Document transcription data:
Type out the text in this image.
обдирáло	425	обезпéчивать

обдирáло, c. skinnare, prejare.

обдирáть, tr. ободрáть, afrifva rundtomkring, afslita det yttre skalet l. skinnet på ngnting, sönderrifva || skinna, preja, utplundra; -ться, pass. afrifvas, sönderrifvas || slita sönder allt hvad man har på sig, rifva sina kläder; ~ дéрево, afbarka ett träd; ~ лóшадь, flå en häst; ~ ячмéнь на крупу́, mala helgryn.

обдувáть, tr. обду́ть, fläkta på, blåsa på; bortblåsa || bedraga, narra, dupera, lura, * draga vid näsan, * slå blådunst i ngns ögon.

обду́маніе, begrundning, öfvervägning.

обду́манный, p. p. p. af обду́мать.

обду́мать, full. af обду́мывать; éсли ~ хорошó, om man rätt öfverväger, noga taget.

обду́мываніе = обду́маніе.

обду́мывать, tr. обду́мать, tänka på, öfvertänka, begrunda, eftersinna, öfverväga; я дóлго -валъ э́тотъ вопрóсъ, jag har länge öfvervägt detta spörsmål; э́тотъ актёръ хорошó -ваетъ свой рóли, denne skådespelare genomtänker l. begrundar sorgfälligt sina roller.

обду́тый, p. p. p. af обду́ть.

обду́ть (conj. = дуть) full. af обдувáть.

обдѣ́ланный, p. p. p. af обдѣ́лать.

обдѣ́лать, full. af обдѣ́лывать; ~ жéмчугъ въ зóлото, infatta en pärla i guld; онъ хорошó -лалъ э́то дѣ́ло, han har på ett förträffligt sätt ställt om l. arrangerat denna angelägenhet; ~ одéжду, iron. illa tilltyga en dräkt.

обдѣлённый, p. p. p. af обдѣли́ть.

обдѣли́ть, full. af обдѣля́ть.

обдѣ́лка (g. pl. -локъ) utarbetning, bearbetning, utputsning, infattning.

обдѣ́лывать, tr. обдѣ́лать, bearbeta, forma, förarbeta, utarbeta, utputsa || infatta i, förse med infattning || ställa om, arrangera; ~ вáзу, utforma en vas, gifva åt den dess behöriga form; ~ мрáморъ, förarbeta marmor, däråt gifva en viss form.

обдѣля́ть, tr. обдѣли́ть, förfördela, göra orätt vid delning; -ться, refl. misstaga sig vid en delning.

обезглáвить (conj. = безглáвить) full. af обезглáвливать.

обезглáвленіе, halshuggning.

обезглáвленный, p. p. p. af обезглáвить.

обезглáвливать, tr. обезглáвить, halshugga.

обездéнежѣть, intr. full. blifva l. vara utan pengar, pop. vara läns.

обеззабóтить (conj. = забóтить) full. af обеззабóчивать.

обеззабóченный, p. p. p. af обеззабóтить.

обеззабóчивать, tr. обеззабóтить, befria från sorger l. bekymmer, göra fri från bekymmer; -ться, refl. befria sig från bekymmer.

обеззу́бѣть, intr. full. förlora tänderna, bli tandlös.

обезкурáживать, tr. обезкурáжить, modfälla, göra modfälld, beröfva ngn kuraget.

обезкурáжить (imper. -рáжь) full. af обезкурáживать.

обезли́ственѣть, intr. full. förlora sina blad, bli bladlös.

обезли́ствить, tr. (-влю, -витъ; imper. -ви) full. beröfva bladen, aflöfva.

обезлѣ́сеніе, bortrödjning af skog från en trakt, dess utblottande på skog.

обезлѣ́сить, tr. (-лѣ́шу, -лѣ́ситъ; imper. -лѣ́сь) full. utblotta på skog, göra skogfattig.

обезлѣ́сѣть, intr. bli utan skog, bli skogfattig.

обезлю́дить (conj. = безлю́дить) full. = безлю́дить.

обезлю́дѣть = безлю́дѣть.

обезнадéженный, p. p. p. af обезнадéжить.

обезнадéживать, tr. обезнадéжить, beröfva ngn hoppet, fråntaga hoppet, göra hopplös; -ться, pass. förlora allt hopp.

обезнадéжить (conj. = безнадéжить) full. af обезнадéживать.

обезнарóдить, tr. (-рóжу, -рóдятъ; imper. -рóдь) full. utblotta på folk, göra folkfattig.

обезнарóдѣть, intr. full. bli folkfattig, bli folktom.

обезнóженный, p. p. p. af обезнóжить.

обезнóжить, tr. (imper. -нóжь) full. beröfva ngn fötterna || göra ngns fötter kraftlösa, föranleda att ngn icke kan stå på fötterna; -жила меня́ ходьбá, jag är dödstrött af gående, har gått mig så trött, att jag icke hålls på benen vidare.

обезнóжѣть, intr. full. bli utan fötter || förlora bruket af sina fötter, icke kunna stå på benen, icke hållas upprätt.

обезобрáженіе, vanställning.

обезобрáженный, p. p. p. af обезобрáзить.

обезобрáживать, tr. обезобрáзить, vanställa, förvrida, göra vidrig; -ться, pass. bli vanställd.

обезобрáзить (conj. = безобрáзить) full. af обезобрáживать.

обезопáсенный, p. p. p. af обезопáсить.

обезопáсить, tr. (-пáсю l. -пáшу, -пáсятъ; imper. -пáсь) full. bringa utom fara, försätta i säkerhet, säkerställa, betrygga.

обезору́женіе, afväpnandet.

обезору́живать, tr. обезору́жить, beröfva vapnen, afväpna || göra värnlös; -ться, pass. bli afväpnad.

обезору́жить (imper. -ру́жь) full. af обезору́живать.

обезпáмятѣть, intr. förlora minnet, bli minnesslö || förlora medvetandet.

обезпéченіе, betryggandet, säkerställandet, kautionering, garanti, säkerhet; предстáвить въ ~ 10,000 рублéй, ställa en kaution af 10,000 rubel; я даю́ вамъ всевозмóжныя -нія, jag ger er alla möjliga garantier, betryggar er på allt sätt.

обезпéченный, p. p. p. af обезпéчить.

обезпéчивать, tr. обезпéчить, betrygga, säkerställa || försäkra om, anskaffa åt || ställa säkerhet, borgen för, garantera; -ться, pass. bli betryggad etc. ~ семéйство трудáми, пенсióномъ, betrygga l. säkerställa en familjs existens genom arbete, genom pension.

• Exercise requirements
With no line omitted, copy all the data exactly.

• Exercise solution
Type out the text in this image.
обдирáло	425	обезпéчивать

обдирáло, c. skinnare, prejare.

обдирáть, tr. ободрáть, afrifva rundtomkring, afslita det yttre skalet l. skinnet på ngnting, sönderrifva || skinna, preja, utplundra; -ться, pass. afrifvas, sönderrifvas || slita sönder allt hvad man har på sig, rifva sina kläder; ~ дéрево, afbarka ett träd; ~ лóшадь, flå en häst; ~ ячмéнь на крупу́, mala helgryn.

обдувáть, tr. обду́ть, fläkta på, blåsa på; bortblåsa || bedraga, narra, dupera, lura, * draga vid näsan, * slå blådunst i ngns ögon.

обду́маніе, begrundning, öfvervägning.

обду́манный, p. p. p. af обду́мать.

обду́мать, full. af обду́мывать; éсли ~ хорошó, om man rätt öfverväger, noga taget.

обду́мываніе = обду́маніе.

обду́мывать, tr. обду́мать, tänka på, öfvertänka, begrunda, eftersinna, öfverväga; я дóлго -валъ э́тотъ вопрóсъ, jag har länge öfvervägt detta spörsmål; э́тотъ актёръ хорошó -ваетъ свой рóли, denne skådespelare genomtänker l. begrundar sorgfälligt sina roller.

обду́тый, p. p. p. af обду́ть.

обду́ть (conj. = дуть) full. af обдувáть.

обдѣ́ланный, p. p. p. af обдѣ́лать.

обдѣ́лать, full. af обдѣ́лывать; ~ жéмчугъ въ зóлото, infatta en pärla i guld; онъ хорошó -лалъ э́то дѣ́ло, han har på ett förträffligt sätt ställt om l. arrangerat denna angelägenhet; ~ одéжду, iron. illa tilltyga en dräkt.

обдѣлённый, p. p. p. af обдѣли́ть.

обдѣли́ть, full. af обдѣля́ть.

обдѣ́лка (g. pl. -локъ) utarbetning, bearbetning, utputsning, infattning.

обдѣ́лывать, tr. обдѣ́лать, bearbeta, forma, förarbeta, utarbeta, utputsa || infatta i, förse med infattning || ställa om, arrangera; ~ вáзу, utforma en vas, gifva åt den dess behöriga form; ~ мрáморъ, förarbeta marmor, däråt gifva en viss form.

обдѣля́ть, tr. обдѣли́ть, förfördela, göra orätt vid delning; -ться, refl. misstaga sig vid en delning.

обезглáвить (conj. = безглáвить) full. af обезглáвливать.

обезглáвленіе, halshuggning.

обезглáвленный, p. p. p. af обезглáвить.

обезглáвливать, tr. обезглáвить, halshugga.

обездéнежѣть, intr. full. blifva l. vara utan pengar, pop. vara läns.

обеззабóтить (conj. = забóтить) full. af обеззабóчивать.

обеззабóченный, p. p. p. af обеззабóтить.

обеззабóчивать, tr. обеззабóтить, befria från sorger l. bekymmer, göra fri från bekymmer; -ться, refl. befria sig från bekymmer.

обеззу́бѣть, intr. full. förlora tänderna, bli tandlös.

обезкурáживать, tr. обезкурáжить, modfälla, göra modfälld, beröfva ngn kuraget.

обезкурáжить (imper. -рáжь) full. af обезкурáживать.

обезли́ственѣть, intr. full. förlora sina blad, bli bladlös.

обезли́ствить, tr. (-влю, -витъ; imper. -ви) full. beröfva bladen, aflöfva.

обезлѣ́сеніе, bortrödjning af skog från en trakt, dess utblottande på skog.

обезлѣ́сить, tr. (-лѣ́шу, -лѣ́ситъ; imper. -лѣ́сь) full. utblotta på skog, göra skogfattig.

обезлѣ́сѣть, intr. bli utan skog, bli skogfattig.

обезлю́дить (conj. = безлю́дить) full. = безлю́дить.

обезлю́дѣть = безлю́дѣть.

обезнадéженный, p. p. p. af обезнадéжить.

обезнадéживать, tr. обезнадéжить, beröfva ngn hoppet, fråntaga hoppet, göra hopplös; -ться, pass. förlora allt hopp.

обезнадéжить (conj. = безнадéжить) full. af обезнадéживать.

обезнарóдить, tr. (-рóжу, -рóдятъ; imper. -рóдь) full. utblotta på folk, göra folkfattig.

обезнарóдѣть, intr. full. bli folkfattig, bli folktom.

обезнóженный, p. p. p. af обезнóжить.

обезнóжить, tr. (imper. -нóжь) full. beröfva ngn fötterna || göra ngns fötter kraftlösa, föranleda att ngn icke kan stå på fötterna; -жила меня́ ходьбá, jag är dödstrött af gående, har gått mig så trött, att jag icke hålls på benen vidare.

обезнóжѣть, intr. full. bli utan fötter || förlora bruket af sina fötter, icke kunna stå på benen, icke hållas upprätt.

обезобрáженіе, vanställning.

обезобрáженный, p. p. p. af обезобрáзить.

обезобрáживать, tr. обезобрáзить, vanställa, förvrida, göra vidrig; -ться, pass. bli vanställd.

обезобрáзить (conj. = безобрáзить) full. af обезобрáживать.

обезопáсенный, p. p. p. af обезопáсить.

обезопáсить, tr. (-пáсю l. -пáшу, -пáсятъ; imper. -пáсь) full. bringa utom fara, försätta i säkerhet, säkerställa, betrygga.

обезору́женіе, afväpnandet.

обезору́живать, tr. обезору́жить, beröfva vapnen, afväpna || göra värnlös; -ться, pass. bli afväpnad.

обезору́жить (imper. -ру́жь) full. af обезору́живать.

обезпáмятѣть, intr. förlora minnet, bli minnesslö || förlora medvetandet.

обезпéченіе, betryggandet, säkerställandet, kautionering, garanti, säkerhet; предстáвить въ ~ 10,000 рублéй, ställa en kaution af 10,000 rubel; я даю́ вамъ всевозмóжныя -нія, jag ger er alla möjliga garantier, betryggar er på allt sätt.

обезпéченный, p. p. p. af обезпéчить.

обезпéчивать, tr. обезпéчить, betrygga, säkerställa || försäkra om, anskaffa åt || ställa säkerhet, borgen för, garantera; -ться, pass. bli betryggad etc. ~ семéйство трудáми, пенсióномъ, betrygga l. säkerställa en familjs existens genom arbete, genom pension.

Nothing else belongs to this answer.